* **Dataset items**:
▬▬▬▬▬▬▬▬▬▬
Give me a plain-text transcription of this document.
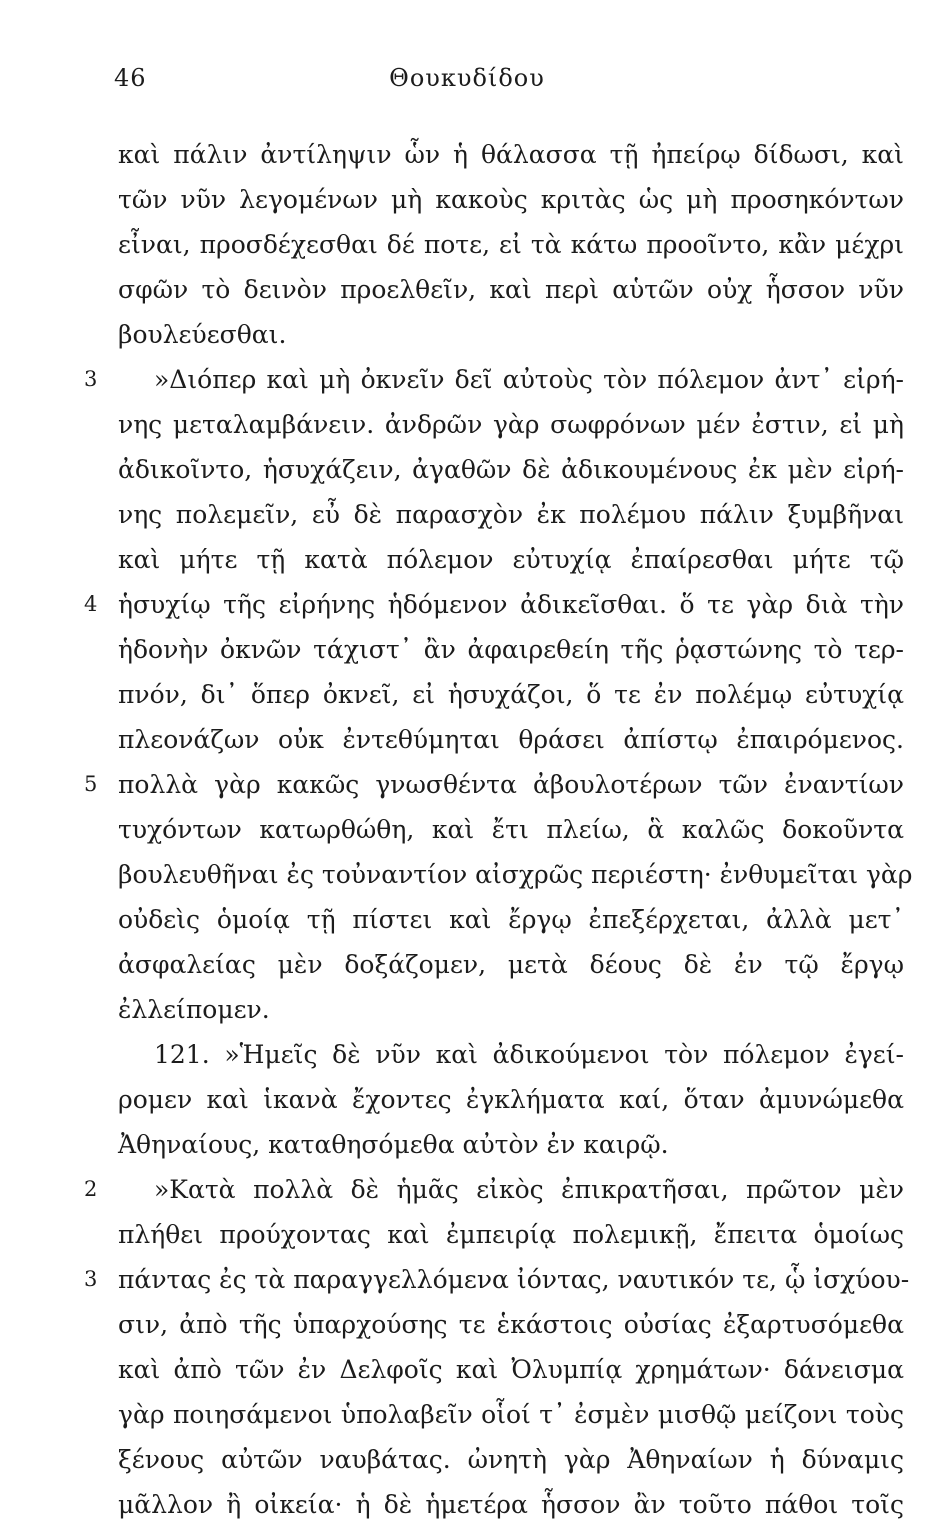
46	Θουκυδίδου
καὶ πάλιν ἀντίληψιν ὧν ἡ θάλασσα τῇ ἠπείρῳ δίδωσι, καὶ
τῶν νῦν λεγομένων μὴ κακοὺς κριτὰς ὡς μὴ προσηκόντων
εἶναι, προσδέχεσθαι δέ ποτε, εἰ τὰ κάτω προοῖντο, κἂν μέχρι
σφῶν τὸ δεινὸν προελθεῖν, καὶ περὶ αὑτῶν οὐχ ἧσσον νῦν
βουλεύεσθαι.
3 »Διόπερ καὶ μὴ ὀκνεῖν δεῖ αὐτοὺς τὸν πόλεμον ἀντ᾽ εἰρή-
νης μεταλαμβάνειν. ἀνδρῶν γὰρ σωφρόνων μέν ἐστιν, εἰ μὴ
ἀδικοῖντο, ἡσυχάζειν, ἀγαθῶν δὲ ἀδικουμένους ἐκ μὲν εἰρή-
νης πολεμεῖν, εὖ δὲ παρασχὸν ἐκ πολέμου πάλιν ξυμβῆναι
καὶ μήτε τῇ κατὰ πόλεμον εὐτυχίᾳ ἐπαίρεσθαι μήτε τῷ
4 ἡσυχίῳ τῆς εἰρήνης ἡδόμενον ἀδικεῖσθαι. ὅ τε γὰρ διὰ τὴν
ἡδονὴν ὀκνῶν τάχιστ᾽ ἂν ἀφαιρεθείη τῆς ῥᾳστώνης τὸ τερ-
πνόν, δι᾽ ὅπερ ὀκνεῖ, εἰ ἡσυχάζοι, ὅ τε ἐν πολέμῳ εὐτυχίᾳ
πλεονάζων οὐκ ἐντεθύμηται θράσει ἀπίστῳ ἐπαιρόμενος.
5 πολλὰ γὰρ κακῶς γνωσθέντα ἀβουλοτέρων τῶν ἐναντίων
τυχόντων κατωρθώθη, καὶ ἔτι πλείω, ἃ καλῶς δοκοῦντα
βουλευθῆναι ἐς τοὐναντίον αἰσχρῶς περιέστη· ἐνθυμεῖται γὰρ
οὐδεὶς ὁμοίᾳ τῇ πίστει καὶ ἔργῳ ἐπεξέρχεται, ἀλλὰ μετ᾽
ἀσφαλείας μὲν δοξάζομεν, μετὰ δέους δὲ ἐν τῷ ἔργῳ
ἐλλείπομεν.
121. »Ἡμεῖς δὲ νῦν καὶ ἀδικούμενοι τὸν πόλεμον ἐγεί-
ρομεν καὶ ἱκανὰ ἔχοντες ἐγκλήματα καί, ὅταν ἀμυνώμεθα
Ἀθηναίους, καταθησόμεθα αὐτὸν ἐν καιρῷ.
2 »Κατὰ πολλὰ δὲ ἡμᾶς εἰκὸς ἐπικρατῆσαι, πρῶτον μὲν
πλήθει προύχοντας καὶ ἐμπειρίᾳ πολεμικῇ, ἔπειτα ὁμοίως
3 πάντας ἐς τὰ παραγγελλόμενα ἰόντας, ναυτικόν τε, ᾧ ἰσχύου-
σιν, ἀπὸ τῆς ὑπαρχούσης τε ἑκάστοις οὐσίας ἐξαρτυσόμεθα
καὶ ἀπὸ τῶν ἐν Δελφοῖς καὶ Ὀλυμπίᾳ χρημάτων· δάνεισμα
γὰρ ποιησάμενοι ὑπολαβεῖν οἷοί τ᾽ ἐσμὲν μισθῷ μείζονι τοὺς
ξένους αὐτῶν ναυβάτας. ὠνητὴ γὰρ Ἀθηναίων ἡ δύναμις
μᾶλλον ἢ οἰκεία· ἡ δὲ ἡμετέρα ἧσσον ἂν τοῦτο πάθοι τοῖς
▬▬▬▬▬▬▬▬▬▬
* **Short exercise**: In the lines above, find each one with "πολλὰ" and list it.

* **Finished exercise**:
5 πολλὰ γὰρ κακῶς γνωσθέντα ἀβουλοτέρων τῶν ἐναντίων
2 »Κατὰ πολλὰ δὲ ἡμᾶς εἰκὸς ἐπικρατῆσαι, πρῶτον μὲν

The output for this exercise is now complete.